* OBJECTIVE
Write out every entry precisely as given, leaving the pictures out.

* EXCERPTED RECORDS
^^^^^^^^^^^^^^^^

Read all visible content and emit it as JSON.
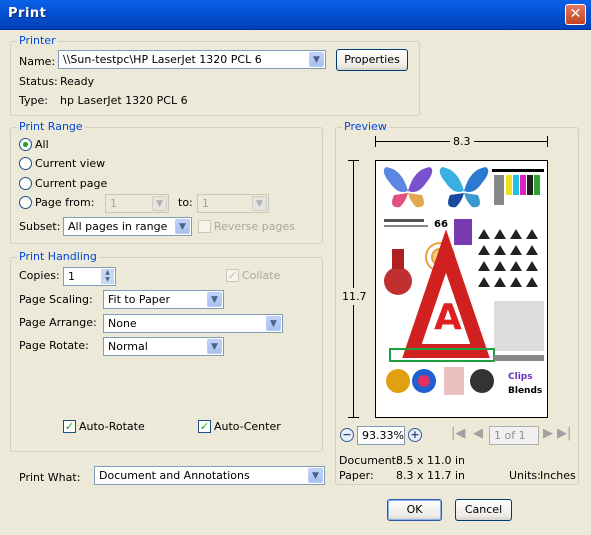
{
  "window": {
    "title": "Print",
    "close_glyph": "✕"
  },
  "printer": {
    "group_title": "Printer",
    "name_label": "Name:",
    "name_value": "\\\\Sun-testpc\\HP LaserJet 1320 PCL 6",
    "properties_label": "Properties",
    "status_label": "Status:",
    "status_value": "Ready",
    "type_label": "Type:",
    "type_value": "hp LaserJet 1320 PCL 6"
  },
  "print_range": {
    "group_title": "Print Range",
    "all": "All",
    "current_view": "Current view",
    "current_page": "Current page",
    "page_from": "Page from:",
    "from_value": "1",
    "to_label": "to:",
    "to_value": "1",
    "subset_label": "Subset:",
    "subset_value": "All pages in range",
    "reverse_pages": "Reverse pages",
    "selected": "all"
  },
  "print_handling": {
    "group_title": "Print Handling",
    "copies_label": "Copies:",
    "copies_value": "1",
    "collate": "Collate",
    "page_scaling_label": "Page Scaling:",
    "page_scaling_value": "Fit to Paper",
    "page_arrange_label": "Page Arrange:",
    "page_arrange_value": "None",
    "page_rotate_label": "Page Rotate:",
    "page_rotate_value": "Normal",
    "auto_rotate": "Auto-Rotate",
    "auto_center": "Auto-Center"
  },
  "print_what": {
    "label": "Print What:",
    "value": "Document and Annotations"
  },
  "preview": {
    "group_title": "Preview",
    "width_dim": "8.3",
    "height_dim": "11.7",
    "zoom_value": "93.33%",
    "page_field": "1 of 1",
    "document_label": "Document:",
    "document_value": "8.5 x 11.0 in",
    "paper_label": "Paper:",
    "paper_value": "8.3 x 11.7 in",
    "units_label": "Units:",
    "units_value": "Inches",
    "thumb_text": {
      "badge_66": "66",
      "clips": "Clips",
      "blends": "Blends",
      "a_letter": "A"
    }
  },
  "buttons": {
    "ok": "OK",
    "cancel": "Cancel"
  },
  "colors": {
    "title_bar": "#0552d4",
    "group_title": "#0046d5",
    "dialog_bg": "#ece9d8"
  }
}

^^^^^^^^^^^^^^^^

* RESULT OF THE EXERCISE
Read all visible content and emit it as JSON.
{
  "window": {
    "title": "Print",
    "close_glyph": "✕"
  },
  "printer": {
    "group_title": "Printer",
    "name_label": "Name:",
    "name_value": "\\\\Sun-testpc\\HP LaserJet 1320 PCL 6",
    "properties_label": "Properties",
    "status_label": "Status:",
    "status_value": "Ready",
    "type_label": "Type:",
    "type_value": "hp LaserJet 1320 PCL 6"
  },
  "print_range": {
    "group_title": "Print Range",
    "all": "All",
    "current_view": "Current view",
    "current_page": "Current page",
    "page_from": "Page from:",
    "from_value": "1",
    "to_label": "to:",
    "to_value": "1",
    "subset_label": "Subset:",
    "subset_value": "All pages in range",
    "reverse_pages": "Reverse pages",
    "selected": "all"
  },
  "print_handling": {
    "group_title": "Print Handling",
    "copies_label": "Copies:",
    "copies_value": "1",
    "collate": "Collate",
    "page_scaling_label": "Page Scaling:",
    "page_scaling_value": "Fit to Paper",
    "page_arrange_label": "Page Arrange:",
    "page_arrange_value": "None",
    "page_rotate_label": "Page Rotate:",
    "page_rotate_value": "Normal",
    "auto_rotate": "Auto-Rotate",
    "auto_center": "Auto-Center"
  },
  "print_what": {
    "label": "Print What:",
    "value": "Document and Annotations"
  },
  "preview": {
    "group_title": "Preview",
    "width_dim": "8.3",
    "height_dim": "11.7",
    "zoom_value": "93.33%",
    "page_field": "1 of 1",
    "document_label": "Document:",
    "document_value": "8.5 x 11.0 in",
    "paper_label": "Paper:",
    "paper_value": "8.3 x 11.7 in",
    "units_label": "Units:",
    "units_value": "Inches",
    "thumb_text": {
      "badge_66": "66",
      "clips": "Clips",
      "blends": "Blends",
      "a_letter": "A"
    }
  },
  "buttons": {
    "ok": "OK",
    "cancel": "Cancel"
  },
  "colors": {
    "title_bar": "#0552d4",
    "group_title": "#0046d5",
    "dialog_bg": "#ece9d8"
  }
}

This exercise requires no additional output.